## TEXT
....................

I only now got a chance to poke some more at this, trying to use PyConfig_InitPythonConfig() instead:

-    PyConfig_InitIsolatedConfig(&config);
+    PyConfig_InitPythonConfig(&config);

With that as the only diff against current master, the PYTHONPATH-related failure is resolved, but it is failing here instead:

TEST_CASE("sys.argv gets initialized properly") {
    py::finalize_interpreter();
    {
        py::scoped_interpreter default_scope;
        auto module = py::module::import("test_interpreter");
        auto py_widget = module.attr("DerivedWidget")("The question");
        const auto &cpp_widget = py_widget.cast<const Widget &>();
        REQUIRE(cpp_widget.argv0().empty());
    }

    std::string cpp_widget_argv0;
    {
        char *argv[] = {strdup("a.out")};
        py::scoped_interpreter argv_scope(true, 1, argv);
        std::free(argv[0]);
        auto module = py::module::import("test_interpreter");
        auto py_widget = module.attr("DerivedWidget")("The question");
        const auto &cpp_widget = py_widget.cast<const Widget &>();
        cpp_widget_argv0 = cpp_widget.argv0();
    }
    REQUIRE(cpp_widget_argv0 == "a.out"); // FAILURE
    py::initialize_interpreter();
}

Note that I moved the REQUIRE out, otherwise it segfaults.

With all other tested removed, this simply fails. With others tests present, it turns into a segfault (possibly triggered by the following test) even with the REQUIRE moved out.

Commenting out the std::free(argv[0]); call didn't help.

I have to give up for now. We don't use embedding, I cannot spend more time on this. For my local testing I can just use my PyRun_SimpleString() workaround.

If nobody else gets to this before the next pybind11 release, we should at least document that PYTHONPATH is not used anymore with Python 3.11 and put a "help wanted" tag on it.

rwgk avatar Aug 15 '22 22:08 rwgk

Python still uses PYTHONPATH env var. I cannot explain why pybind11 no longer uses it since you didn't provide a short example reproducing your issue. Python initialization is very complicated, they are like 50+ options, configuration files, etc.

vstinner avatar Aug 16 '22 11:08 vstinner

Python still uses PYTHONPATH env var. I cannot explain why pybind11 no longer uses it since you didn't provide a short example reproducing your issue.

It's purely a pybind11 issue, because we're using PyConfig_InitIsolatedConfig() for Python >= 3.11. I think it just escaped our attention and standard testing that this introduced a pybind11 behavior change.

Python initialization is very complicated, they are like 50+ options, configuration files, etc.

....................

## TASK GOAL
Write out the stretch of the pybind11 thread from "rwgk avatar Aug" through "pybind11 behavior change.". The material plays no part in this.

....................

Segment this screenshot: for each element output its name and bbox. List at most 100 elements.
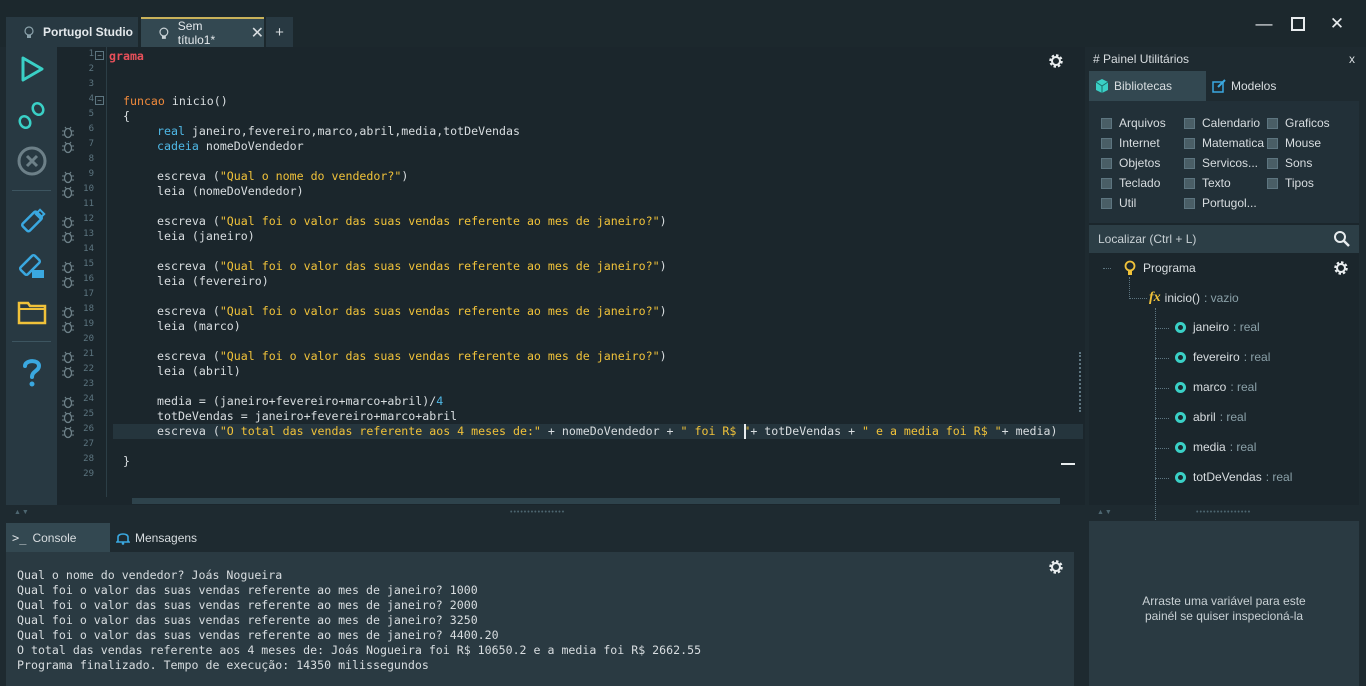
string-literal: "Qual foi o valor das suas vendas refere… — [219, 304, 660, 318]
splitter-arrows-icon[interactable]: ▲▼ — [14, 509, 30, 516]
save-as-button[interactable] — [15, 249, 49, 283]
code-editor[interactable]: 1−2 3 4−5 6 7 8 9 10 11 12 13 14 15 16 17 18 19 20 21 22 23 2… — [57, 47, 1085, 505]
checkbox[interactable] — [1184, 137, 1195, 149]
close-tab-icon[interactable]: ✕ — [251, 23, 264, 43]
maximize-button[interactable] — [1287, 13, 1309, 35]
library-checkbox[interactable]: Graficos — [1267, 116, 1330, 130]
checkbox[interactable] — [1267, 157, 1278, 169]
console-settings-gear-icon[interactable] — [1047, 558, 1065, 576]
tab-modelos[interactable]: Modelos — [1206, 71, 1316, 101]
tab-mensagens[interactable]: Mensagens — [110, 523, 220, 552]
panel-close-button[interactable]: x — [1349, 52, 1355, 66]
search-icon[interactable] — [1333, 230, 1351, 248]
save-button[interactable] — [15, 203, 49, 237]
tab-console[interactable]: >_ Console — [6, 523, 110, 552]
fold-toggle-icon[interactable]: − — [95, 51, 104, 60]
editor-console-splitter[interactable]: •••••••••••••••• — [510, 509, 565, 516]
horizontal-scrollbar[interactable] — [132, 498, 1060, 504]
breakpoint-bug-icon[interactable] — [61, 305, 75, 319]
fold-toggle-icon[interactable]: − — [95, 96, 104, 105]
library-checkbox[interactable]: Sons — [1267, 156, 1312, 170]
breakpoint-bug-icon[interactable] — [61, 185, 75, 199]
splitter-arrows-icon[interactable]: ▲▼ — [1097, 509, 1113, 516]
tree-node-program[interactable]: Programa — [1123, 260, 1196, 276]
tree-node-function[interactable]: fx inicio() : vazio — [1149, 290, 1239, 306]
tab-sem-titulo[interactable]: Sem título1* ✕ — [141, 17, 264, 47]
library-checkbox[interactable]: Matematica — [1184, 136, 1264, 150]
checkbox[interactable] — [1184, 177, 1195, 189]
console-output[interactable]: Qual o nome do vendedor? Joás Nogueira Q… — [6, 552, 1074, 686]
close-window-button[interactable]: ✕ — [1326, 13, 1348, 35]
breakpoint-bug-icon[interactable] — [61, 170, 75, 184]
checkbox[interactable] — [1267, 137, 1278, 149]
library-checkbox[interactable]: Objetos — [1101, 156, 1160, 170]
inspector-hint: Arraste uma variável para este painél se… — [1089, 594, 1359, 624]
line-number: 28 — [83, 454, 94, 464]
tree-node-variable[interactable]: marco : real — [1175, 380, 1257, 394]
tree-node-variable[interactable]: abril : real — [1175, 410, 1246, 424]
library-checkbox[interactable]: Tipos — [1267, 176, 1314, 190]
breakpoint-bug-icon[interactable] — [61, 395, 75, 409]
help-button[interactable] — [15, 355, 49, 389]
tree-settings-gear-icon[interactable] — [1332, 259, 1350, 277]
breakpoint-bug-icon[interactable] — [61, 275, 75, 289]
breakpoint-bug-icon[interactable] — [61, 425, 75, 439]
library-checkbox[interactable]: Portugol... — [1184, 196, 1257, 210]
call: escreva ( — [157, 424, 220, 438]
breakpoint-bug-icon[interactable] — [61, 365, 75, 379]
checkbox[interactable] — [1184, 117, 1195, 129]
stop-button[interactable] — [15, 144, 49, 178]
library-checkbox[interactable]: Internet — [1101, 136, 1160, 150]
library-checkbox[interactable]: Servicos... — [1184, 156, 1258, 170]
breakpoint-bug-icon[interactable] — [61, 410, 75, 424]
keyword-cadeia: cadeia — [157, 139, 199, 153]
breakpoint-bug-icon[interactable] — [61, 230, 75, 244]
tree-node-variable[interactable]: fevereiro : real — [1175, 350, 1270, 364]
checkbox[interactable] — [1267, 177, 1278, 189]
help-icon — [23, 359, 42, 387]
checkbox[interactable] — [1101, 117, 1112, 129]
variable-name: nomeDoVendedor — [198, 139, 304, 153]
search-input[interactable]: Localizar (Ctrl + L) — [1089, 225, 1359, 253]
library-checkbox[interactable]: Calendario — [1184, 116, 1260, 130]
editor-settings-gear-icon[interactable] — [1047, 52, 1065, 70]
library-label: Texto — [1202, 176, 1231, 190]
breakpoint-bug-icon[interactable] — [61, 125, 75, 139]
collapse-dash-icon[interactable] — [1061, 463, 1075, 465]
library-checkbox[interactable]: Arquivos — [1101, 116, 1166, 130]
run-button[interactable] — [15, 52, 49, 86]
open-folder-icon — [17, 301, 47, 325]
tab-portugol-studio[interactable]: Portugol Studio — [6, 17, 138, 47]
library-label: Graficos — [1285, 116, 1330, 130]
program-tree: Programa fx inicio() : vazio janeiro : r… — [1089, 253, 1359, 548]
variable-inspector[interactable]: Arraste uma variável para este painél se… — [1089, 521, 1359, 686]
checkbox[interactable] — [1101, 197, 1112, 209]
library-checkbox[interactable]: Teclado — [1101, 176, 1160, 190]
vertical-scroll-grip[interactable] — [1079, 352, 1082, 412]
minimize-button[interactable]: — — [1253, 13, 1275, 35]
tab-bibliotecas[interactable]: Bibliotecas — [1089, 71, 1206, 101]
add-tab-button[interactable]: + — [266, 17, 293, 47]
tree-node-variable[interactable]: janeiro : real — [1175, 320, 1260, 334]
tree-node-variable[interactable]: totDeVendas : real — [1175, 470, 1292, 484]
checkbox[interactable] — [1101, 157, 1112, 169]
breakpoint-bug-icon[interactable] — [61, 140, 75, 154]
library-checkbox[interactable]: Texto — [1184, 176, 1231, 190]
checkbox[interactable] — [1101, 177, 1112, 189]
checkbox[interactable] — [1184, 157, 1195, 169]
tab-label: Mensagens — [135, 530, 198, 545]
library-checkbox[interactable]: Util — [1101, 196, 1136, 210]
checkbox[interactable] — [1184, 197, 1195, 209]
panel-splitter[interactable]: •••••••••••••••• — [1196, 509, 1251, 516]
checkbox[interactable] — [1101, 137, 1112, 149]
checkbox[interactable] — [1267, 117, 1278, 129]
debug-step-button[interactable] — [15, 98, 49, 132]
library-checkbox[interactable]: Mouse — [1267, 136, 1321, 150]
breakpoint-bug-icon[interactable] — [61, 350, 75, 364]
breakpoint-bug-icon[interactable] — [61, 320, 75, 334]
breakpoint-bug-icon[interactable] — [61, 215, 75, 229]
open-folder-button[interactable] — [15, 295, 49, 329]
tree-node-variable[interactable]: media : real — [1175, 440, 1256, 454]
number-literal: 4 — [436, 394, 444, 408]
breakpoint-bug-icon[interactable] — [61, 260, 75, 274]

....................

## COMPLETE ANSWER
rwgk avatar Aug 15 '22 22:08 rwgk

Python still uses PYTHONPATH env var. I cannot explain why pybind11 no longer uses it since you didn't provide a short example reproducing your issue. Python initialization is very complicated, they are like 50+ options, configuration files, etc.

vstinner avatar Aug 16 '22 11:08 vstinner

Python still uses PYTHONPATH env var. I cannot explain why pybind11 no longer uses it since you didn't provide a short example reproducing your issue.

It's purely a pybind11 issue, because we're using PyConfig_InitIsolatedConfig() for Python >= 3.11. I think it just escaped our attention and standard testing that this introduced a pybind11 behavior change.